- [Aim of the task] Lift every line from the entries that includes the word "sensor".

Recorded data
>> BEGIN

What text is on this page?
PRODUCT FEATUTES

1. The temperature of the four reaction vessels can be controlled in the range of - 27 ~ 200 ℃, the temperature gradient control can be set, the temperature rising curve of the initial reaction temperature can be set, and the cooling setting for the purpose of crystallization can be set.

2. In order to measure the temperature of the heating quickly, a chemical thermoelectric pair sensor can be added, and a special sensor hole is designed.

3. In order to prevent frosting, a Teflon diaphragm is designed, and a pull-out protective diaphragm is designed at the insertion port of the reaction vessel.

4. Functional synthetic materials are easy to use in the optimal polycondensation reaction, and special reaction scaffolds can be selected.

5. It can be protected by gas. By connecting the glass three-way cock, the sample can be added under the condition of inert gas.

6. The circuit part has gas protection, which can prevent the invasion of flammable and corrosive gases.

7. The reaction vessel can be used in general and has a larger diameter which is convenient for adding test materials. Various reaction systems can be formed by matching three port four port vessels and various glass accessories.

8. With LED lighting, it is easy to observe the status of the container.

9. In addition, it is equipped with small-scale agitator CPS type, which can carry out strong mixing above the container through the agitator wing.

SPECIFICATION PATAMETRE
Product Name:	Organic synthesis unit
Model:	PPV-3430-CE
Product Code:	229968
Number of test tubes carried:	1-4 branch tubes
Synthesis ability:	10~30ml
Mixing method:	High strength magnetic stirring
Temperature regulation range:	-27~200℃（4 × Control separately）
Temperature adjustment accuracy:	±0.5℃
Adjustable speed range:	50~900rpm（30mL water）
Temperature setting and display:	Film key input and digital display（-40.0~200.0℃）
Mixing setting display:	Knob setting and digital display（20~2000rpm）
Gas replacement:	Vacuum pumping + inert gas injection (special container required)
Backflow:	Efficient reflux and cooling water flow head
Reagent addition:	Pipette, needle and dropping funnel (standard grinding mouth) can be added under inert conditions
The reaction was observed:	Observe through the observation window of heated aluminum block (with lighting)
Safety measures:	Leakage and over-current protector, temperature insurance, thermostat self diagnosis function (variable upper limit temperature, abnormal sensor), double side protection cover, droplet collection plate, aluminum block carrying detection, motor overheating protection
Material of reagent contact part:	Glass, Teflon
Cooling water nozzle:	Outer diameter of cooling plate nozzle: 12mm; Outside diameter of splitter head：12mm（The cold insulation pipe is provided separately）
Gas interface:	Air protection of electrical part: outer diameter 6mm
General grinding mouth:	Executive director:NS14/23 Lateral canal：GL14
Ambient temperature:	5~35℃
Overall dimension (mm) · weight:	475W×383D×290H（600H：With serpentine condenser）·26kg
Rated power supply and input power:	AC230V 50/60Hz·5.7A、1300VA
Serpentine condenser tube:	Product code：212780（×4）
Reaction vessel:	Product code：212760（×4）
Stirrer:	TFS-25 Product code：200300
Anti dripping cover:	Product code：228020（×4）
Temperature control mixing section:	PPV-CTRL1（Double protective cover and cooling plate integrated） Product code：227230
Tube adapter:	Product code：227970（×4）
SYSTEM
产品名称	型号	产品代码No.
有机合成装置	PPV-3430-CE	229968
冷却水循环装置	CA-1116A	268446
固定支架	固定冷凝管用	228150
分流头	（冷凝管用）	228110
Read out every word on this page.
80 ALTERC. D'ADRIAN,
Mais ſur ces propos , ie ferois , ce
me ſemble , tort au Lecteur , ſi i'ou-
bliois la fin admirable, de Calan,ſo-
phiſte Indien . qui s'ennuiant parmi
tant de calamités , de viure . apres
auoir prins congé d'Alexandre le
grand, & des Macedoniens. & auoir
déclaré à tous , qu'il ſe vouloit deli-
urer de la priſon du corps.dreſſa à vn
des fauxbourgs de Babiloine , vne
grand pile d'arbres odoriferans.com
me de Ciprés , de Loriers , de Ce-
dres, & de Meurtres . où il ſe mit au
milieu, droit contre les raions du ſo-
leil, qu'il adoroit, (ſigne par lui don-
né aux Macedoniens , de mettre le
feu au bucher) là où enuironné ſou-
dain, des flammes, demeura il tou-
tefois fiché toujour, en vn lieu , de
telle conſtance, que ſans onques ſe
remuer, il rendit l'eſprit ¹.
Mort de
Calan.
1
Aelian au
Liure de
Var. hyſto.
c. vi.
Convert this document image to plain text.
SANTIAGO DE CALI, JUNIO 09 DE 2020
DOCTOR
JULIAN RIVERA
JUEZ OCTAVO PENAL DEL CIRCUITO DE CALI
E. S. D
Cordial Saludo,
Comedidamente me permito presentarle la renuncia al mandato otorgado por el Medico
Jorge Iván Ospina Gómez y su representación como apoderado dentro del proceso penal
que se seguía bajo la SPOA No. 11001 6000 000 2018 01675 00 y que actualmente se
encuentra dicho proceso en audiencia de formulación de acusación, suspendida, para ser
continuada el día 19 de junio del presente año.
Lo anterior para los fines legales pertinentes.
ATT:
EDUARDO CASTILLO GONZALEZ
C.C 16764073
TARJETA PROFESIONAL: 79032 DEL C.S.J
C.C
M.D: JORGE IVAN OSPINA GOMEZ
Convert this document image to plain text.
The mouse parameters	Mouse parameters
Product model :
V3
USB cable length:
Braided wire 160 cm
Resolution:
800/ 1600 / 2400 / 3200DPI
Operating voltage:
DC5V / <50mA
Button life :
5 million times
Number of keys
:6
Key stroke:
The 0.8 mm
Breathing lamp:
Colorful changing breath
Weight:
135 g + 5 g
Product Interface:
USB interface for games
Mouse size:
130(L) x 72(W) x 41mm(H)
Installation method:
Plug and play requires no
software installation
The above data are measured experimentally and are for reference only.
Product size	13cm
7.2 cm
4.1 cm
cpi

>> END

- [Expected output]
2. In order to measure the temperature of the heating quickly, a chemical thermoelectric pair sensor can be added, and a special sensor hole is designed.
Safety measures:	Leakage and over-current protector, temperature insurance, thermostat self diagnosis function (variable upper limit temperature, abnormal sensor), double side protection cover, droplet collection plate, aluminum block carrying detection, motor overheating protection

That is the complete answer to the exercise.